#### Stated problem:
Please reproduce the data word for word, from its start through the line that contains "chart-title: Twin Cities".

#### Listed records:
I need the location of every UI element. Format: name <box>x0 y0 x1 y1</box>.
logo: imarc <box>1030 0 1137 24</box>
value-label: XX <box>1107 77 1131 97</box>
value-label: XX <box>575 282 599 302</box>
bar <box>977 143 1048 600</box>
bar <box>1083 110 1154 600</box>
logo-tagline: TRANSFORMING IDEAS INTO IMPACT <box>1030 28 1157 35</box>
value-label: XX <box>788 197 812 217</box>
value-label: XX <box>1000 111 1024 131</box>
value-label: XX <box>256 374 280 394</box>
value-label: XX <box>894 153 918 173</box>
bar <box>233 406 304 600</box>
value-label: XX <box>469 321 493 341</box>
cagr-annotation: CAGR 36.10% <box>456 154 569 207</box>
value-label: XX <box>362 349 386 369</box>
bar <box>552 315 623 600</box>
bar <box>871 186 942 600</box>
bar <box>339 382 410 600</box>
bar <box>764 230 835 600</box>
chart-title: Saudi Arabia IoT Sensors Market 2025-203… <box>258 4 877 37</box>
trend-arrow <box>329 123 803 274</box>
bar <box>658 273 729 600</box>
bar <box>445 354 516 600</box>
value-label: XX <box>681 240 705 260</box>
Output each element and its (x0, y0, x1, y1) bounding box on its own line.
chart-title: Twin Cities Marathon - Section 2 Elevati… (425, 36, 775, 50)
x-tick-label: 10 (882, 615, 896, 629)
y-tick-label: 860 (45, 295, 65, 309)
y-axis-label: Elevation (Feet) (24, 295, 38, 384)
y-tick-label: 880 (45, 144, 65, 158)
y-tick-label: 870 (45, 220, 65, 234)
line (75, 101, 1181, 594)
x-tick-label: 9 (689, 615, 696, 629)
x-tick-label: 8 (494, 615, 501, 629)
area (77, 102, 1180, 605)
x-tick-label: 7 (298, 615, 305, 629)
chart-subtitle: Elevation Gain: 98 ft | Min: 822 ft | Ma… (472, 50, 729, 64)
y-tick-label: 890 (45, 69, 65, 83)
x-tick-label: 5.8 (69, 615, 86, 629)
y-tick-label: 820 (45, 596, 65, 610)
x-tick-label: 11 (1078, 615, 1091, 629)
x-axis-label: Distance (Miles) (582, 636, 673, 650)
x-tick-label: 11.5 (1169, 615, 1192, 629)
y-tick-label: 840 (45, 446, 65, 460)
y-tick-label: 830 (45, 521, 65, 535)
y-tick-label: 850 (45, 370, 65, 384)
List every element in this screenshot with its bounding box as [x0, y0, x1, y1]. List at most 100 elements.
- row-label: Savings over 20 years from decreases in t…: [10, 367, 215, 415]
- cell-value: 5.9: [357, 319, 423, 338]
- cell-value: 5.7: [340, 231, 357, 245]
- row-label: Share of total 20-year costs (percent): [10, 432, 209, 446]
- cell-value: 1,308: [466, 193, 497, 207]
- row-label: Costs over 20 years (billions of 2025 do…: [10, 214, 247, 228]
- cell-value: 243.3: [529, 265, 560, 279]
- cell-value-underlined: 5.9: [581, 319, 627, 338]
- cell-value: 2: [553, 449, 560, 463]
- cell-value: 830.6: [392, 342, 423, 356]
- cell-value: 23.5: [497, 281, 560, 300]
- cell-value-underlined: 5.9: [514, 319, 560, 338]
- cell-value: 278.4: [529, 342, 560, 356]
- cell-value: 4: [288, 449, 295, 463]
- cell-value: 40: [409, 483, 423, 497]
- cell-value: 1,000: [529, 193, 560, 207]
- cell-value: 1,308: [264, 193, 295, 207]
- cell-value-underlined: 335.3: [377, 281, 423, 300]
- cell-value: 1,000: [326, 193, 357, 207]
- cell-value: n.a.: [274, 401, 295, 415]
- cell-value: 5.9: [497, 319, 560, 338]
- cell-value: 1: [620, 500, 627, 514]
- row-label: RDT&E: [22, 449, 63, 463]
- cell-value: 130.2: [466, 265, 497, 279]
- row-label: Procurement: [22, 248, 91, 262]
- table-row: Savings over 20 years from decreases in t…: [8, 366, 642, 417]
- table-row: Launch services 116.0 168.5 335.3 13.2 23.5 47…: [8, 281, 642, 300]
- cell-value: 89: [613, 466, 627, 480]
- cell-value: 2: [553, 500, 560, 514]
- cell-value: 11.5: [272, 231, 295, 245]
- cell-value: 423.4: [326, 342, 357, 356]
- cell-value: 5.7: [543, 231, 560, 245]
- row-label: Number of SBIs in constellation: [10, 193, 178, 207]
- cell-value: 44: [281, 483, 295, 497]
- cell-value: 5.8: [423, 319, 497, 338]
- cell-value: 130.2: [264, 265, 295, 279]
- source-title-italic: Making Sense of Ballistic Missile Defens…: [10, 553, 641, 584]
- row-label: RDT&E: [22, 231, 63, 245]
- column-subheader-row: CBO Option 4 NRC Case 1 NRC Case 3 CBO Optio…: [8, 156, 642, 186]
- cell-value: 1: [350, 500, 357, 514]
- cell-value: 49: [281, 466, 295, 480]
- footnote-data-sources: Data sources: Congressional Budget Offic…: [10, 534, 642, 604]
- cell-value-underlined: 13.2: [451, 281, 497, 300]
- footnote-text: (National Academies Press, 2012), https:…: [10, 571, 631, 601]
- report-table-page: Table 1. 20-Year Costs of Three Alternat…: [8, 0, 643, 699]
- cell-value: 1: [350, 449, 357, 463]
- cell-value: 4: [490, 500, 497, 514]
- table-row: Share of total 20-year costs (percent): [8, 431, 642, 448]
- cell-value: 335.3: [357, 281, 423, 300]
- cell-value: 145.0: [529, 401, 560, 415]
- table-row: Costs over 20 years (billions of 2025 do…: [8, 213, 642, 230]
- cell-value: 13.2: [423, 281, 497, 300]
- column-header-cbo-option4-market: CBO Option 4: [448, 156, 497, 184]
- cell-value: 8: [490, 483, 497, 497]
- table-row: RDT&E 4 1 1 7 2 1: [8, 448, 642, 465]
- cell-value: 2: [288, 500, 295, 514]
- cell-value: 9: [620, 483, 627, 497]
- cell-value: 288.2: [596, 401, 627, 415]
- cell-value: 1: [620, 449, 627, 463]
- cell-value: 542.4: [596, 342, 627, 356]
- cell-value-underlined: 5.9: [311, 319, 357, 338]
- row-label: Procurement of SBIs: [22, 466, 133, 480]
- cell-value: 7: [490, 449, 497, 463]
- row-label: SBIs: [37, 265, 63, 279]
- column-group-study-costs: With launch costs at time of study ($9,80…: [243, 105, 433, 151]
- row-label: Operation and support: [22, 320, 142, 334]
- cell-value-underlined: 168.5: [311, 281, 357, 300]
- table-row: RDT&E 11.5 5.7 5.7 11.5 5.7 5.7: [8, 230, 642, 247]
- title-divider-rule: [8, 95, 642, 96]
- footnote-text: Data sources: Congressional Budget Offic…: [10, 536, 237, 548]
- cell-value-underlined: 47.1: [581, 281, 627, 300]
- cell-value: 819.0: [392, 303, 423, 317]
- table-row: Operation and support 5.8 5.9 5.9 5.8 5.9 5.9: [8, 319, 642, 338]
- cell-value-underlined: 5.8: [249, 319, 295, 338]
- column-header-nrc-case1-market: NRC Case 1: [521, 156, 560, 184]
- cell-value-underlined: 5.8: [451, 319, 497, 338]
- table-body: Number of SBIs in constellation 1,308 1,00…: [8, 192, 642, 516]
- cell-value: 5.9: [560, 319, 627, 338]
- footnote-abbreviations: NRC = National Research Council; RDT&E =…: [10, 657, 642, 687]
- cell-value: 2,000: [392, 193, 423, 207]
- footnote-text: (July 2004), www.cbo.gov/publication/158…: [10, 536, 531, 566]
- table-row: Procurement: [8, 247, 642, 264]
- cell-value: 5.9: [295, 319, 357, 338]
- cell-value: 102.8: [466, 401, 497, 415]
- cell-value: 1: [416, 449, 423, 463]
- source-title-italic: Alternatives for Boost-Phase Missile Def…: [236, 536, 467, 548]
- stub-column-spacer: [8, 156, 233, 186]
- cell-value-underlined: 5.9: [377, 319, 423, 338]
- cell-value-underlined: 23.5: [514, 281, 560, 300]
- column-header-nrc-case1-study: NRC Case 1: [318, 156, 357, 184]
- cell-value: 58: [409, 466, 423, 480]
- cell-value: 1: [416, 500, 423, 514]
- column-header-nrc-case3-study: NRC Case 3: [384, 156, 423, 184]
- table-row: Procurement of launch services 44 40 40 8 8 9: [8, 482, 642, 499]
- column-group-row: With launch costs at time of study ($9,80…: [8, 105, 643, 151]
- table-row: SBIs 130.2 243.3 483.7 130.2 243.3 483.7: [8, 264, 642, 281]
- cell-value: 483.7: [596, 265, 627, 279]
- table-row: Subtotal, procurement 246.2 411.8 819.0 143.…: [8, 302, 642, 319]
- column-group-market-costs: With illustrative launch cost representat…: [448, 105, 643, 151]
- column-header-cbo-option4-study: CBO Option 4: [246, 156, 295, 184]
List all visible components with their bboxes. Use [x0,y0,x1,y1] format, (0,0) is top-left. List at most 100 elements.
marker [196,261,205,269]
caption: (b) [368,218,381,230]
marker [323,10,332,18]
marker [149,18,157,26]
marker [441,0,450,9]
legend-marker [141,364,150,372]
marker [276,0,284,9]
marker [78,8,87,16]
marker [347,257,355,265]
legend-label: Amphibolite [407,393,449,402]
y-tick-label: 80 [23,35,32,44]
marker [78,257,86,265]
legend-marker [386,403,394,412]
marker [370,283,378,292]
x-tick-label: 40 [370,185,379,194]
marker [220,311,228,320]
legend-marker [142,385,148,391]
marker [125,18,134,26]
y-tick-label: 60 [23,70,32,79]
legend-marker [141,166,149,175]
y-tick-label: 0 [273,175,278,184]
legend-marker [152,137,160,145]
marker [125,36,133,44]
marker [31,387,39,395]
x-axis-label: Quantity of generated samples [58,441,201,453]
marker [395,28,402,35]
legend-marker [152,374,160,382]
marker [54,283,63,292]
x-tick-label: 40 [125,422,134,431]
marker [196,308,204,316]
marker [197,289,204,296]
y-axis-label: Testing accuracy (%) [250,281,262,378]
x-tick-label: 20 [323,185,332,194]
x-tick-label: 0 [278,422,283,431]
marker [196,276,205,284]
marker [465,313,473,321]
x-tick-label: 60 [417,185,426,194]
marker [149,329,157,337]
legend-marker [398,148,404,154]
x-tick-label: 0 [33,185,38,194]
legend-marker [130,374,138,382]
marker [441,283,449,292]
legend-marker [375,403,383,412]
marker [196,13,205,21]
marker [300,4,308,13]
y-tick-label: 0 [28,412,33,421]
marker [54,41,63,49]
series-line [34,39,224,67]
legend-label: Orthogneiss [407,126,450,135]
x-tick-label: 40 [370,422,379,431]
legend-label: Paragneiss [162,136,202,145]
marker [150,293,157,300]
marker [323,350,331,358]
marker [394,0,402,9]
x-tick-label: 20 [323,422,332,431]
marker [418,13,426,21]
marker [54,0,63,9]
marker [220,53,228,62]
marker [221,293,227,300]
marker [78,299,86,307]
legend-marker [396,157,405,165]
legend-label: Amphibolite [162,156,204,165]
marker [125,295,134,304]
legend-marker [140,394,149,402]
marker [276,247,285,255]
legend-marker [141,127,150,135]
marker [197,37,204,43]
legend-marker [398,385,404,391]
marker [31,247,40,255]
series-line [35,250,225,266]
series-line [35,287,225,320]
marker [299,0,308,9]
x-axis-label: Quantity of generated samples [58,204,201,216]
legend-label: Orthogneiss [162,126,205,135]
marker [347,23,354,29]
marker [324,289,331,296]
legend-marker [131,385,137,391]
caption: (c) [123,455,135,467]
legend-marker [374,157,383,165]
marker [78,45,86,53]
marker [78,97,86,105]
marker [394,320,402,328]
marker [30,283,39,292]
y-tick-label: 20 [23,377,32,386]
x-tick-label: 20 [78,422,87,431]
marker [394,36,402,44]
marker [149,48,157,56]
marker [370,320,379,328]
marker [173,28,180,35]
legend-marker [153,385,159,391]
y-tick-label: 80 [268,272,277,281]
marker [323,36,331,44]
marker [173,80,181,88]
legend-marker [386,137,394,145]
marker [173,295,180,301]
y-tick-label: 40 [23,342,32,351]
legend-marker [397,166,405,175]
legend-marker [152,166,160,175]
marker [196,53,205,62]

#### The response:
I need the location of every UI element. Format: name <box>x0 y0 x1 y1</box>.
logo: imarc <box>1030 0 1137 24</box>
value-label: XX <box>1107 77 1131 97</box>
value-label: XX <box>575 282 599 302</box>
bar <box>977 143 1048 600</box>
bar <box>1083 110 1154 600</box>
logo-tagline: TRANSFORMING IDEAS INTO IMPACT <box>1030 28 1157 35</box>
value-label: XX <box>788 197 812 217</box>
value-label: XX <box>1000 111 1024 131</box>
value-label: XX <box>256 374 280 394</box>
value-label: XX <box>894 153 918 173</box>
bar <box>233 406 304 600</box>
value-label: XX <box>469 321 493 341</box>
cagr-annotation: CAGR 36.10% <box>456 154 569 207</box>
value-label: XX <box>362 349 386 369</box>
bar <box>552 315 623 600</box>
bar <box>871 186 942 600</box>
bar <box>339 382 410 600</box>
bar <box>764 230 835 600</box>
chart-title: Saudi Arabia IoT Sensors Market 2025-203… <box>258 4 877 37</box>
trend-arrow <box>329 123 803 274</box>
bar <box>658 273 729 600</box>
bar <box>445 354 516 600</box>
value-label: XX <box>681 240 705 260</box>
Output each element and its (x0, y0, x1, y1) bounding box on its own line.
chart-title: Twin Cities Marathon - Section 2 Elevati… (425, 36, 775, 50)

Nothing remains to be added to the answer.